▶ **Instructions for the task**
Write out the data again exactly, skipping every picture.

▶ **Dataset items**
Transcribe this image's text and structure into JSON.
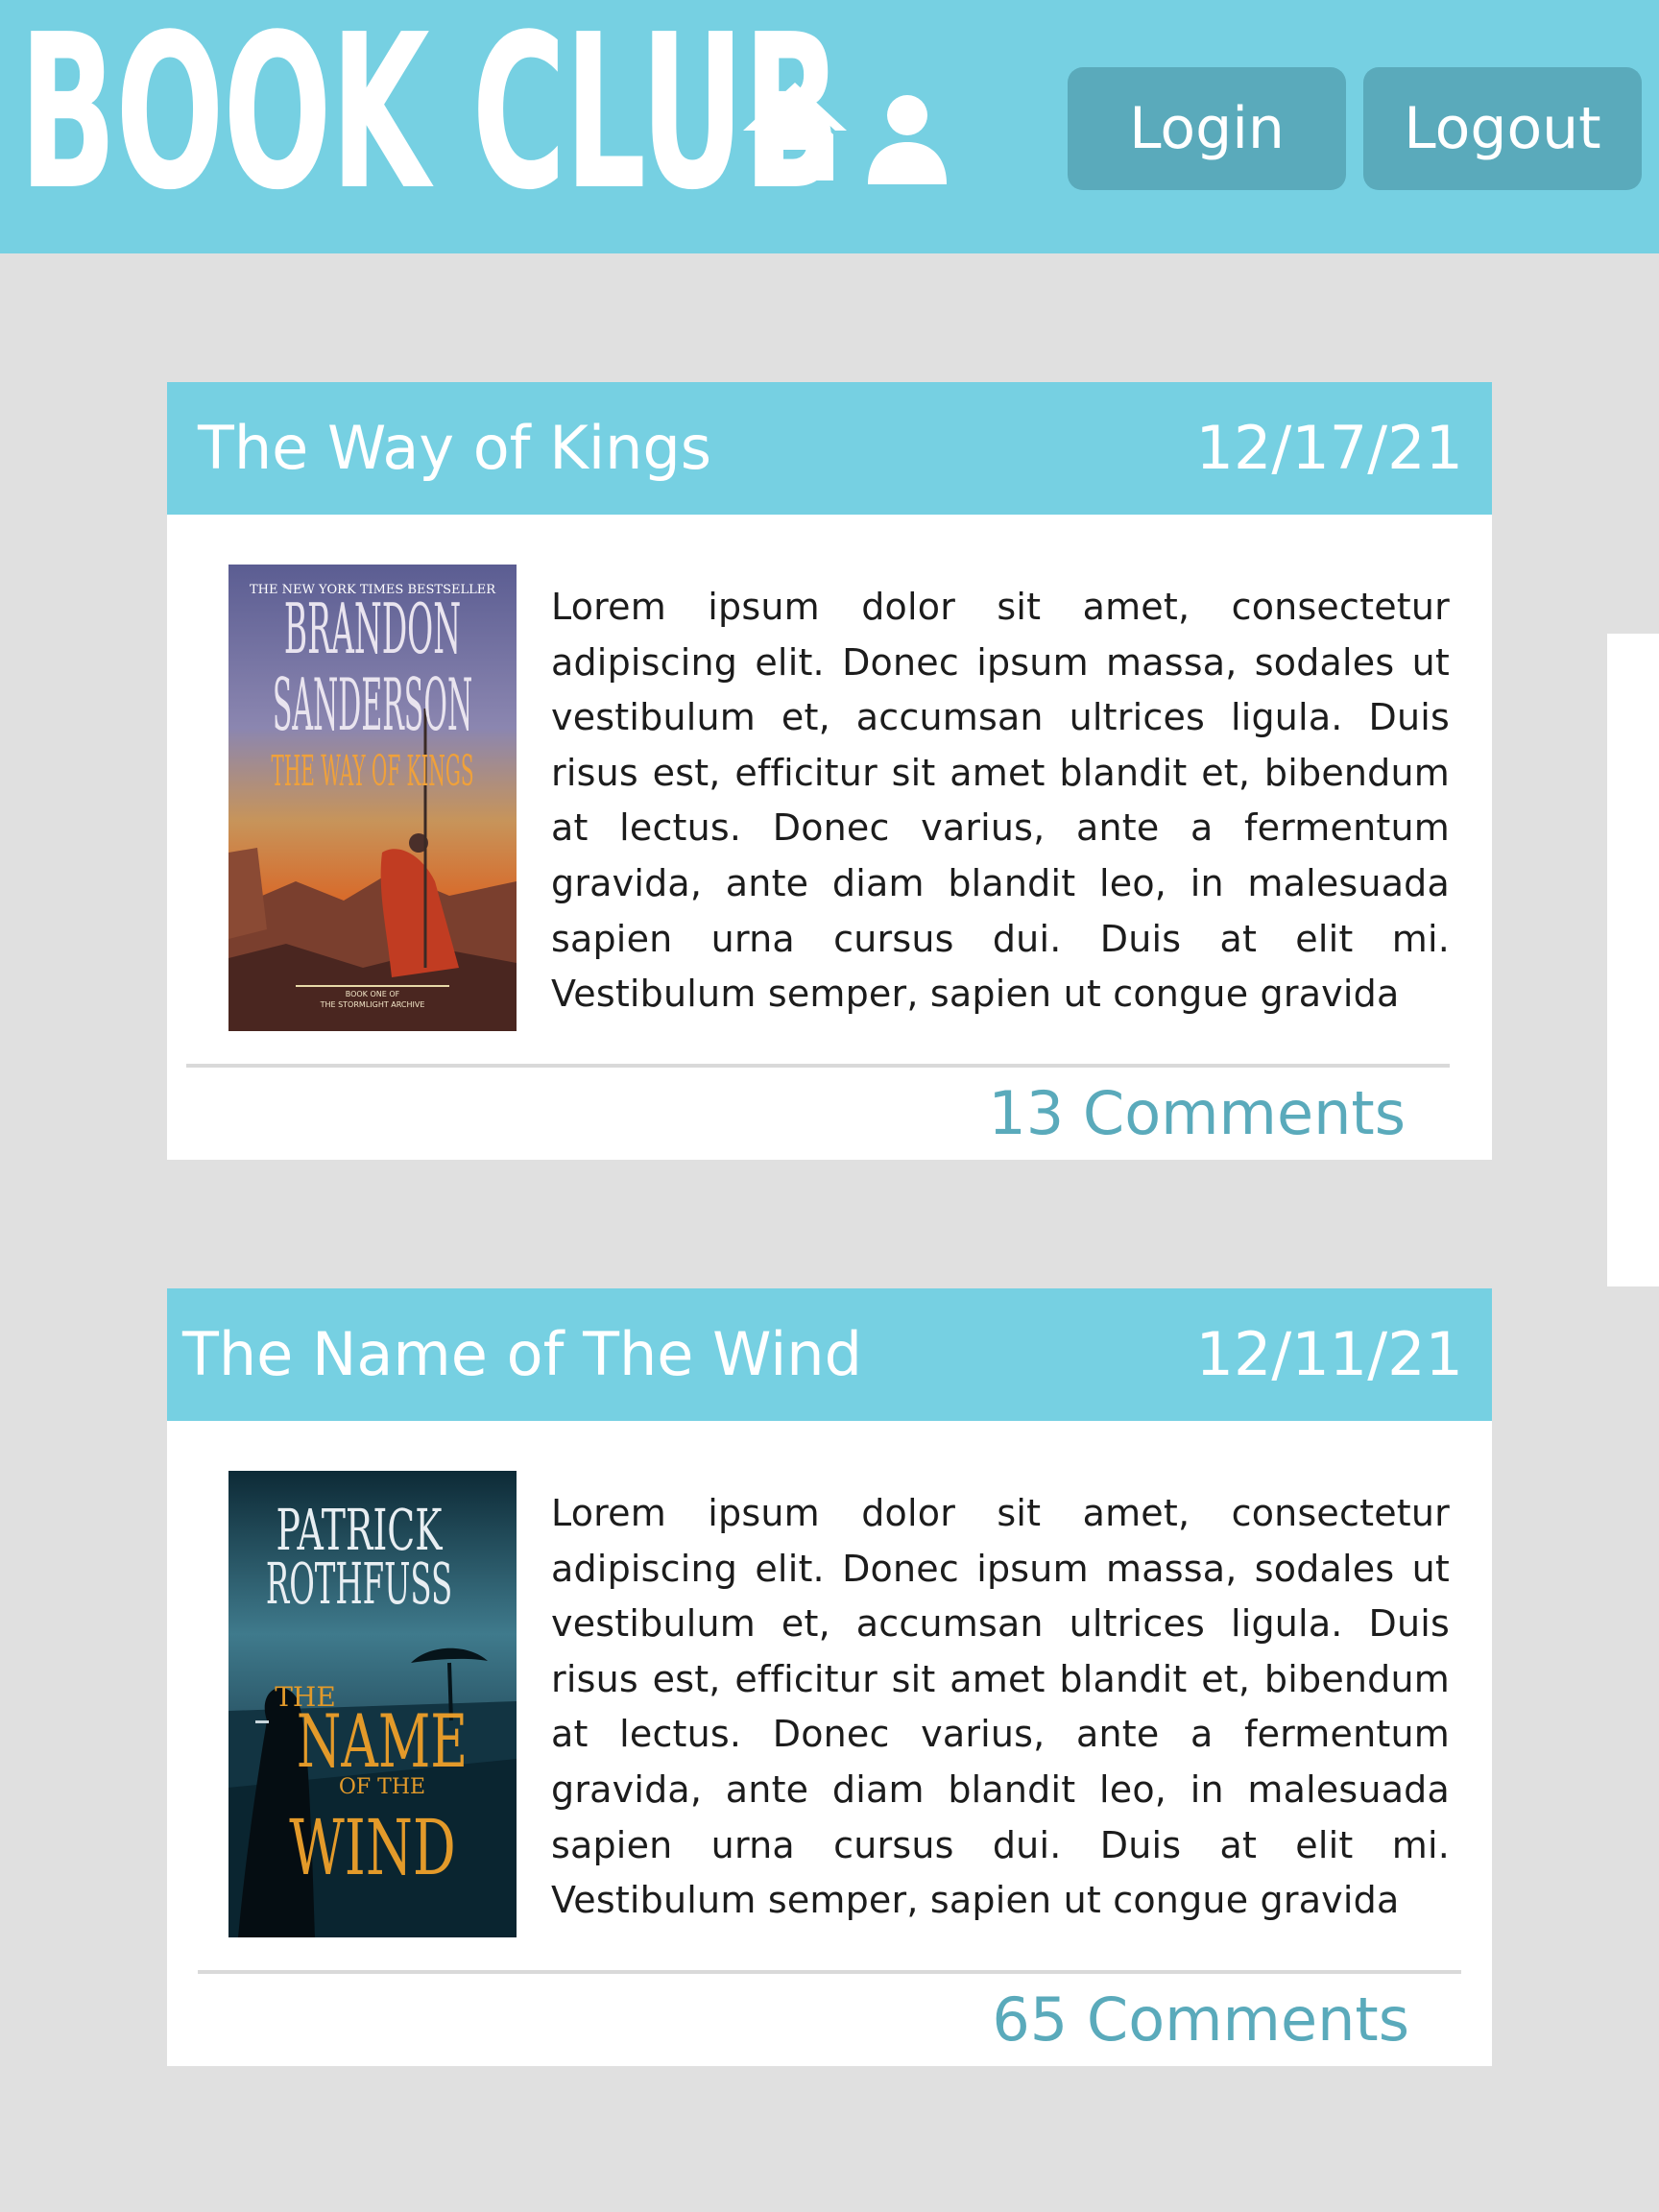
{
  "header": {
    "brand": "BOOK CLUB",
    "home_icon": "home-icon",
    "user_icon": "user-icon",
    "login_label": "Login",
    "logout_label": "Logout"
  },
  "colors": {
    "accent": "#76d0e2",
    "button": "#5aaabb",
    "background": "#e0e0e0",
    "card": "#ffffff",
    "comments_text": "#5aaabb"
  },
  "posts": [
    {
      "title": "The Way of Kings",
      "date": "12/17/21",
      "cover": {
        "banner": "THE NEW YORK TIMES BESTSELLER",
        "author_first": "BRANDON",
        "author_last": "SANDERSON",
        "book_title": "THE WAY OF KINGS",
        "series_line1": "BOOK ONE OF",
        "series_line2": "THE STORMLIGHT ARCHIVE"
      },
      "body": "Lorem ipsum dolor sit amet, consectetur adipiscing elit. Donec ipsum massa, sodales ut vestibulum et, accumsan ultrices ligula. Duis risus est, efficitur sit amet blandit et, bibendum at lectus. Donec varius, ante a fermentum gravida, ante diam blandit leo, in malesuada sapien urna cursus dui. Duis at elit mi. Vestibulum semper, sapien ut congue gravida",
      "comments": "13 Comments"
    },
    {
      "title": "The Name of The Wind",
      "date": "12/11/21",
      "cover": {
        "author_first": "PATRICK",
        "author_last": "ROTHFUSS",
        "title_the": "THE",
        "title_name": "NAME",
        "title_ofthe": "OF THE",
        "title_wind": "WIND"
      },
      "body": "Lorem ipsum dolor sit amet, consectetur adipiscing elit. Donec ipsum massa, sodales ut vestibulum et, accumsan ultrices ligula. Duis risus est, efficitur sit amet blandit et, bibendum at lectus. Donec varius, ante a fermentum gravida, ante diam blandit leo, in malesuada sapien urna cursus dui. Duis at elit mi. Vestibulum semper, sapien ut congue gravida",
      "comments": "65 Comments"
    }
  ]
}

▶ **Solution to this task**
Transcribe this image's text and structure into JSON.
{
  "header": {
    "brand": "BOOK CLUB",
    "home_icon": "home-icon",
    "user_icon": "user-icon",
    "login_label": "Login",
    "logout_label": "Logout"
  },
  "colors": {
    "accent": "#76d0e2",
    "button": "#5aaabb",
    "background": "#e0e0e0",
    "card": "#ffffff",
    "comments_text": "#5aaabb"
  },
  "posts": [
    {
      "title": "The Way of Kings",
      "date": "12/17/21",
      "cover": {
        "banner": "THE NEW YORK TIMES BESTSELLER",
        "author_first": "BRANDON",
        "author_last": "SANDERSON",
        "book_title": "THE WAY OF KINGS",
        "series_line1": "BOOK ONE OF",
        "series_line2": "THE STORMLIGHT ARCHIVE"
      },
      "body": "Lorem ipsum dolor sit amet, consectetur adipiscing elit. Donec ipsum massa, sodales ut vestibulum et, accumsan ultrices ligula. Duis risus est, efficitur sit amet blandit et, bibendum at lectus. Donec varius, ante a fermentum gravida, ante diam blandit leo, in malesuada sapien urna cursus dui. Duis at elit mi. Vestibulum semper, sapien ut congue gravida",
      "comments": "13 Comments"
    },
    {
      "title": "The Name of The Wind",
      "date": "12/11/21",
      "cover": {
        "author_first": "PATRICK",
        "author_last": "ROTHFUSS",
        "title_the": "THE",
        "title_name": "NAME",
        "title_ofthe": "OF THE",
        "title_wind": "WIND"
      },
      "body": "Lorem ipsum dolor sit amet, consectetur adipiscing elit. Donec ipsum massa, sodales ut vestibulum et, accumsan ultrices ligula. Duis risus est, efficitur sit amet blandit et, bibendum at lectus. Donec varius, ante a fermentum gravida, ante diam blandit leo, in malesuada sapien urna cursus dui. Duis at elit mi. Vestibulum semper, sapien ut congue gravida",
      "comments": "65 Comments"
    }
  ]
}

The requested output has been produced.